__The request__. Identify every line in the records below that contains the word "weeks", and copy each of those lines.

━━━━━ Entries

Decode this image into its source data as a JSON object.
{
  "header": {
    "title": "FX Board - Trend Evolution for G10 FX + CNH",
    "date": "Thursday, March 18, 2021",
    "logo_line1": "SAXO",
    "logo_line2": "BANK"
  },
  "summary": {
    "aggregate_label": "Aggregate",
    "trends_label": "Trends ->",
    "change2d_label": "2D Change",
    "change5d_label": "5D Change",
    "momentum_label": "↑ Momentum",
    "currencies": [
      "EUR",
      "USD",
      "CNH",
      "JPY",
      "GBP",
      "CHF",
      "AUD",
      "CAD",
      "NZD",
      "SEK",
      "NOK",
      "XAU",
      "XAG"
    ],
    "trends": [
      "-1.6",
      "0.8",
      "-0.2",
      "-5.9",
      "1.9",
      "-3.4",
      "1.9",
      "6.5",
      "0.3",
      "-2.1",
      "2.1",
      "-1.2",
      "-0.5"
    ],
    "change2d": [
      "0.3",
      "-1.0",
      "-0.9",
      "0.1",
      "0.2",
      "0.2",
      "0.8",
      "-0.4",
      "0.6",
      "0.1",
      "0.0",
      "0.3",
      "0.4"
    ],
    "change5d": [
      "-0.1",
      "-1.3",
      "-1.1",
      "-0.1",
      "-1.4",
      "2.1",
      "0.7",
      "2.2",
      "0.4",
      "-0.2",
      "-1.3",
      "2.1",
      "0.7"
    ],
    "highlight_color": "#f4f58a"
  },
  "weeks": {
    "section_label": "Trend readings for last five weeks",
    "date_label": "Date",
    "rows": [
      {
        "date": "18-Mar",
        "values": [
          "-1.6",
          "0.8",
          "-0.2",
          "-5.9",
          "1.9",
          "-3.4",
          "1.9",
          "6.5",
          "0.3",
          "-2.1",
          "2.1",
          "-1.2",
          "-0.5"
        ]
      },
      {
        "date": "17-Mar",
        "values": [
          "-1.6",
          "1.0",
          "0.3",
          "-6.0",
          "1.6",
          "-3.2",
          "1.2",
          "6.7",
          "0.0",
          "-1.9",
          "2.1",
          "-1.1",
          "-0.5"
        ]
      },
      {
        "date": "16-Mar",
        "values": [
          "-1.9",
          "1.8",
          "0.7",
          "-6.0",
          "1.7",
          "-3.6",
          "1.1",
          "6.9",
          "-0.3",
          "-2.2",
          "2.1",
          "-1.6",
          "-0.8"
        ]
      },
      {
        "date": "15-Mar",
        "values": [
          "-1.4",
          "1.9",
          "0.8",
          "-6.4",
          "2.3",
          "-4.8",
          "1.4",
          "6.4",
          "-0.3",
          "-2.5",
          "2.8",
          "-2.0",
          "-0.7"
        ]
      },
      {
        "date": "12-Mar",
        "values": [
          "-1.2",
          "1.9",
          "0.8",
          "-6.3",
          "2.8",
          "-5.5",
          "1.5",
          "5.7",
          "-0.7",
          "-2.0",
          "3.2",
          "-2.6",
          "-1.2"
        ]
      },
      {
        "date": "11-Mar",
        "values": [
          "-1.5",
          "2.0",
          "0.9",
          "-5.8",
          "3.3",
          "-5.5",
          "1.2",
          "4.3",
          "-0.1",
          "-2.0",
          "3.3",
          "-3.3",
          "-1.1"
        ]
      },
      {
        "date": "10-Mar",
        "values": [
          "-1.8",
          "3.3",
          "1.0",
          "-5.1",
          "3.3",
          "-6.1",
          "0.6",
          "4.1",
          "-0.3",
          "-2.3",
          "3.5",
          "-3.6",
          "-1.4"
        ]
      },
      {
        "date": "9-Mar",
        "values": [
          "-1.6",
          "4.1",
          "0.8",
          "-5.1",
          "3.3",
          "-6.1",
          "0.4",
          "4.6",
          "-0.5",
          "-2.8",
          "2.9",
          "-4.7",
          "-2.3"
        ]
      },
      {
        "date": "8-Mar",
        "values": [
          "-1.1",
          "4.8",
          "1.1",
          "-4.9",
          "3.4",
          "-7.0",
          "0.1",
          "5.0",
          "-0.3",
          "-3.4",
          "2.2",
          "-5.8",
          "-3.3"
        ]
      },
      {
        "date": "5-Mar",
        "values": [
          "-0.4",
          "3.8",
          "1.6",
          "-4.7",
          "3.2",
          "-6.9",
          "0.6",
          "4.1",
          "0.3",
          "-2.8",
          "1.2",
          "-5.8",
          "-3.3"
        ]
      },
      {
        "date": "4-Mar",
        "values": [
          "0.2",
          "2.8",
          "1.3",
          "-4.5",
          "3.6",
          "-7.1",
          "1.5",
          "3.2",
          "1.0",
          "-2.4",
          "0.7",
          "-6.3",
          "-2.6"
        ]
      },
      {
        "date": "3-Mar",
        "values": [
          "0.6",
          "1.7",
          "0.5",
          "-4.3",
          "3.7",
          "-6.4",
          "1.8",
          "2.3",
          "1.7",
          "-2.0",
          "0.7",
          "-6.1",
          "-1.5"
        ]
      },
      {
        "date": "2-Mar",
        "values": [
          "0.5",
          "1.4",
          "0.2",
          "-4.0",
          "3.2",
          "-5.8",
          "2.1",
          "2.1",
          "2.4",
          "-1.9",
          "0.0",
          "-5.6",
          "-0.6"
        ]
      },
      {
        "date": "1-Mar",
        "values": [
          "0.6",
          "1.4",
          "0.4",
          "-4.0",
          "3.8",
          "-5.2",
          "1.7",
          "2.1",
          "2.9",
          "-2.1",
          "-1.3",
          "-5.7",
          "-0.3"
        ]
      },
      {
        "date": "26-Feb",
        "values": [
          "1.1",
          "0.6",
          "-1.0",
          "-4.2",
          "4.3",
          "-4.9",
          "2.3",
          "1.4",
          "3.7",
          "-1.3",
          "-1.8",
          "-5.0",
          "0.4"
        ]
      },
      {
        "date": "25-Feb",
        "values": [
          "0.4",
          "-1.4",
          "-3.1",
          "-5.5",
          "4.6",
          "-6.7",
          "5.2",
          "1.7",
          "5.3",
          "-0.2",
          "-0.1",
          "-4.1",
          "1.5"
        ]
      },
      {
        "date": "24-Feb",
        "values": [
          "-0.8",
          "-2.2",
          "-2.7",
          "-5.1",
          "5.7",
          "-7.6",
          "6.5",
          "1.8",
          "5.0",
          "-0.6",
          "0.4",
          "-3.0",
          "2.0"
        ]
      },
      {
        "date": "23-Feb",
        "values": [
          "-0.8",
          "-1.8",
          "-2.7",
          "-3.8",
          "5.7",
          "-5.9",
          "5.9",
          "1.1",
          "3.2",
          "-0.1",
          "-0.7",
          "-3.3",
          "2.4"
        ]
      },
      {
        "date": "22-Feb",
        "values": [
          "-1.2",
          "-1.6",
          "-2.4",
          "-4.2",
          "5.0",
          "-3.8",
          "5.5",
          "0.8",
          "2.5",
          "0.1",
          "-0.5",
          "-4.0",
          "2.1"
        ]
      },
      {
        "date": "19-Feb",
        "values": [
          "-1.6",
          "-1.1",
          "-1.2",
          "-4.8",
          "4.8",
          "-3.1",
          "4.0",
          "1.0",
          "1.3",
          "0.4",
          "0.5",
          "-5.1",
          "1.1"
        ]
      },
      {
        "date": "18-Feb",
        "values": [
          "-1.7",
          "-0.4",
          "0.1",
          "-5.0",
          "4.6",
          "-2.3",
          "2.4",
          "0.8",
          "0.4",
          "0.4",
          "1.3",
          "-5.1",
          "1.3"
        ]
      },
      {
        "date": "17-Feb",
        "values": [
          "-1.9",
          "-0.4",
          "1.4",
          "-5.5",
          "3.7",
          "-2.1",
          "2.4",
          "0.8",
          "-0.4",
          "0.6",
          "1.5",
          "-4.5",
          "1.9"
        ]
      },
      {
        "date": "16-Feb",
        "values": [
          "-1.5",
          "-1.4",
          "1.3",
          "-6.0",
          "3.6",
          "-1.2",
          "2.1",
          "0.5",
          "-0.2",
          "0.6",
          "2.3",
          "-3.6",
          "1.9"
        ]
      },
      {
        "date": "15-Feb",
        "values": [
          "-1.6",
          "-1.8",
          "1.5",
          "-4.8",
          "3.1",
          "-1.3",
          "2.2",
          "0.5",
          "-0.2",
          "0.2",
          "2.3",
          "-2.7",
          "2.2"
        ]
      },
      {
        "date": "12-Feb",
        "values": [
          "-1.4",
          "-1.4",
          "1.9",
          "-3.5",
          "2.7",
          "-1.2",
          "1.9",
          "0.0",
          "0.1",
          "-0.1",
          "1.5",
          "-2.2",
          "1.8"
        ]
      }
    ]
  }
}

━━━━━━━━━━

__Response to this task__.
  "weeks": {
    "section_label": "Trend readings for last five weeks",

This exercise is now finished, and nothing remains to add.